=== Stored data ===

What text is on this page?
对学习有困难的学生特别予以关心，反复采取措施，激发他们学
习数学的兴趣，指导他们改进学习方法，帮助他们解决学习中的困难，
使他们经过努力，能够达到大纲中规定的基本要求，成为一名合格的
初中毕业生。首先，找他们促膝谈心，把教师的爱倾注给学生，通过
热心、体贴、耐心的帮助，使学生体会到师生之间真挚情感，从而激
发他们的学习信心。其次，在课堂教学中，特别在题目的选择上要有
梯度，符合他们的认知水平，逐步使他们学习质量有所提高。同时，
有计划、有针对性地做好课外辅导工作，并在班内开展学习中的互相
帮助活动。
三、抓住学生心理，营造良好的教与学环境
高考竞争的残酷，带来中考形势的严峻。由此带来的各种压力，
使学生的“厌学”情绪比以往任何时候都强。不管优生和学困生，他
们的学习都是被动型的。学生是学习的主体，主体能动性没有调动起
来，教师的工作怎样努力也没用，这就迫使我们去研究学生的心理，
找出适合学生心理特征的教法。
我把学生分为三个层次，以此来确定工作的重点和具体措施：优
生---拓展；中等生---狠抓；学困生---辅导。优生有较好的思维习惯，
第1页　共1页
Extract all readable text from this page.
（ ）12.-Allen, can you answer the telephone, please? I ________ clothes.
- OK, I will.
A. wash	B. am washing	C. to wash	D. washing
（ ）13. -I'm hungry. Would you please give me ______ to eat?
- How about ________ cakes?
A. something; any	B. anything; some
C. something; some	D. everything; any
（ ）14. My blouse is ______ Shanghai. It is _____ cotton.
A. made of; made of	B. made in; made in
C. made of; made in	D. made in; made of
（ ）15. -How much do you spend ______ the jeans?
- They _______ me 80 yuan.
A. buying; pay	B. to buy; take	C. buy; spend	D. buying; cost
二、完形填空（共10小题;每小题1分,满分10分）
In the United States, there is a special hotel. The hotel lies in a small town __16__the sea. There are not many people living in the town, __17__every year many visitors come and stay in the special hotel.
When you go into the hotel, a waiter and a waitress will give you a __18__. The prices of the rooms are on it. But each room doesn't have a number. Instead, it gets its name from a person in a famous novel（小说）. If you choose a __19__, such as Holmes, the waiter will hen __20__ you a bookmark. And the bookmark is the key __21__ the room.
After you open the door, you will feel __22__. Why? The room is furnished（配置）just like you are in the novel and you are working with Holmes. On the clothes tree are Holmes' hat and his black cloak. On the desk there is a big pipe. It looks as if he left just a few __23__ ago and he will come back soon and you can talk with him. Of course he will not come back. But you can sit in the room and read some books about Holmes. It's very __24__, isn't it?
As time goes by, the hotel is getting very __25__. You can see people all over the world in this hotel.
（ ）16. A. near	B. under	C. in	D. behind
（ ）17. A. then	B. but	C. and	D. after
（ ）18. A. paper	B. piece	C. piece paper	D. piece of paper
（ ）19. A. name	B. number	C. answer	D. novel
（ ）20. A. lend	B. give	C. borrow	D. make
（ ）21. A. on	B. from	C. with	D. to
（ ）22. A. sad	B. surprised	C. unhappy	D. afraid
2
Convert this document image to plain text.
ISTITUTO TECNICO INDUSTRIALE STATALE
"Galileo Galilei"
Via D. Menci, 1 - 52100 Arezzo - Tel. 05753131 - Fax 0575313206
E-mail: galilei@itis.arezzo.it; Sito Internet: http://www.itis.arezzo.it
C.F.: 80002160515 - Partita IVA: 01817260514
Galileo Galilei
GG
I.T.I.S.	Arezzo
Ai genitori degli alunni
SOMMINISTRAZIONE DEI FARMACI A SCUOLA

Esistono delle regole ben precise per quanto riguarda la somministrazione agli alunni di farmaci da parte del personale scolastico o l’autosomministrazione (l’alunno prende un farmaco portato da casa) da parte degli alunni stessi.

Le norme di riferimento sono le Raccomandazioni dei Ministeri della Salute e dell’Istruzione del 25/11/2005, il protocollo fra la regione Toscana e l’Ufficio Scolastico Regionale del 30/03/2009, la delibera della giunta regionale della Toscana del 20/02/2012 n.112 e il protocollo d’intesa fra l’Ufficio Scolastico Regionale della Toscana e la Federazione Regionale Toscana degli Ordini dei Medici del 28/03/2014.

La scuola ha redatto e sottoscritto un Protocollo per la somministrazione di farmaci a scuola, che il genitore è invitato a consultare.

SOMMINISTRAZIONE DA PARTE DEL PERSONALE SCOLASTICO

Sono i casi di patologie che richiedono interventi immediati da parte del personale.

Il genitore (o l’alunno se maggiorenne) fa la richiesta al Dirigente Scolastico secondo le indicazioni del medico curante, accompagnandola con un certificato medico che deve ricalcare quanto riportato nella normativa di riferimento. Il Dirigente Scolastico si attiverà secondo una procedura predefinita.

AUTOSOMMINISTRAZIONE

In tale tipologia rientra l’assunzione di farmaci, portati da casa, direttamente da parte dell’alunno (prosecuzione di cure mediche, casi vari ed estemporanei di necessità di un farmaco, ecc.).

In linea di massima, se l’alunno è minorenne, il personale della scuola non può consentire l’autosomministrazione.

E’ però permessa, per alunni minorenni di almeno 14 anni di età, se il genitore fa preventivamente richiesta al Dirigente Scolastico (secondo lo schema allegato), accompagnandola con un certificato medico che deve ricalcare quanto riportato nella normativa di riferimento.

===

Work to be completed:
Copy the records above exactly as they appear.

Task answer:
What text is on this page?
对学习有困难的学生特别予以关心，反复采取措施，激发他们学
习数学的兴趣，指导他们改进学习方法，帮助他们解决学习中的困难，
使他们经过努力，能够达到大纲中规定的基本要求，成为一名合格的
初中毕业生。首先，找他们促膝谈心，把教师的爱倾注给学生，通过
热心、体贴、耐心的帮助，使学生体会到师生之间真挚情感，从而激
发他们的学习信心。其次，在课堂教学中，特别在题目的选择上要有
梯度，符合他们的认知水平，逐步使他们学习质量有所提高。同时，
有计划、有针对性地做好课外辅导工作，并在班内开展学习中的互相
帮助活动。
三、抓住学生心理，营造良好的教与学环境
高考竞争的残酷，带来中考形势的严峻。由此带来的各种压力，
使学生的“厌学”情绪比以往任何时候都强。不管优生和学困生，他
们的学习都是被动型的。学生是学习的主体，主体能动性没有调动起
来，教师的工作怎样努力也没用，这就迫使我们去研究学生的心理，
找出适合学生心理特征的教法。
我把学生分为三个层次，以此来确定工作的重点和具体措施：优
生---拓展；中等生---狠抓；学困生---辅导。优生有较好的思维习惯，
第1页　共1页
Extract all readable text from this page.
（ ）12.-Allen, can you answer the telephone, please? I ________ clothes.
- OK, I will.
A. wash	B. am washing	C. to wash	D. washing
（ ）13. -I'm hungry. Would you please give me ______ to eat?
- How about ________ cakes?
A. something; any	B. anything; some
C. something; some	D. everything; any
（ ）14. My blouse is ______ Shanghai. It is _____ cotton.
A. made of; made of	B. made in; made in
C. made of; made in	D. made in; made of
（ ）15. -How much do you spend ______ the jeans?
- They _______ me 80 yuan.
A. buying; pay	B. to buy; take	C. buy; spend	D. buying; cost
二、完形填空（共10小题;每小题1分,满分10分）
In the United States, there is a special hotel. The hotel lies in a small town __16__the sea. There are not many people living in the town, __17__every year many visitors come and stay in the special hotel.
When you go into the hotel, a waiter and a waitress will give you a __18__. The prices of the rooms are on it. But each room doesn't have a number. Instead, it gets its name from a person in a famous novel（小说）. If you choose a __19__, such as Holmes, the waiter will hen __20__ you a bookmark. And the bookmark is the key __21__ the room.
After you open the door, you will feel __22__. Why? The room is furnished（配置）just like you are in the novel and you are working with Holmes. On the clothes tree are Holmes' hat and his black cloak. On the desk there is a big pipe. It looks as if he left just a few __23__ ago and he will come back soon and you can talk with him. Of course he will not come back. But you can sit in the room and read some books about Holmes. It's very __24__, isn't it?
As time goes by, the hotel is getting very __25__. You can see people all over the world in this hotel.
（ ）16. A. near	B. under	C. in	D. behind
（ ）17. A. then	B. but	C. and	D. after
（ ）18. A. paper	B. piece	C. piece paper	D. piece of paper
（ ）19. A. name	B. number	C. answer	D. novel
（ ）20. A. lend	B. give	C. borrow	D. make
（ ）21. A. on	B. from	C. with	D. to
（ ）22. A. sad	B. surprised	C. unhappy	D. afraid
2
Convert this document image to plain text.
ISTITUTO TECNICO INDUSTRIALE STATALE
"Galileo Galilei"
Via D. Menci, 1 - 52100 Arezzo - Tel. 05753131 - Fax 0575313206
E-mail: galilei@itis.arezzo.it; Sito Internet: http://www.itis.arezzo.it
C.F.: 80002160515 - Partita IVA: 01817260514
Galileo Galilei
GG
I.T.I.S.	Arezzo
Ai genitori degli alunni
SOMMINISTRAZIONE DEI FARMACI A SCUOLA

Esistono delle regole ben precise per quanto riguarda la somministrazione agli alunni di farmaci da parte del personale scolastico o l’autosomministrazione (l’alunno prende un farmaco portato da casa) da parte degli alunni stessi.

Le norme di riferimento sono le Raccomandazioni dei Ministeri della Salute e dell’Istruzione del 25/11/2005, il protocollo fra la regione Toscana e l’Ufficio Scolastico Regionale del 30/03/2009, la delibera della giunta regionale della Toscana del 20/02/2012 n.112 e il protocollo d’intesa fra l’Ufficio Scolastico Regionale della Toscana e la Federazione Regionale Toscana degli Ordini dei Medici del 28/03/2014.

La scuola ha redatto e sottoscritto un Protocollo per la somministrazione di farmaci a scuola, che il genitore è invitato a consultare.

SOMMINISTRAZIONE DA PARTE DEL PERSONALE SCOLASTICO

Sono i casi di patologie che richiedono interventi immediati da parte del personale.

Il genitore (o l’alunno se maggiorenne) fa la richiesta al Dirigente Scolastico secondo le indicazioni del medico curante, accompagnandola con un certificato medico che deve ricalcare quanto riportato nella normativa di riferimento. Il Dirigente Scolastico si attiverà secondo una procedura predefinita.

AUTOSOMMINISTRAZIONE

In tale tipologia rientra l’assunzione di farmaci, portati da casa, direttamente da parte dell’alunno (prosecuzione di cure mediche, casi vari ed estemporanei di necessità di un farmaco, ecc.).

In linea di massima, se l’alunno è minorenne, il personale della scuola non può consentire l’autosomministrazione.

E’ però permessa, per alunni minorenni di almeno 14 anni di età, se il genitore fa preventivamente richiesta al Dirigente Scolastico (secondo lo schema allegato), accompagnandola con un certificato medico che deve ricalcare quanto riportato nella normativa di riferimento.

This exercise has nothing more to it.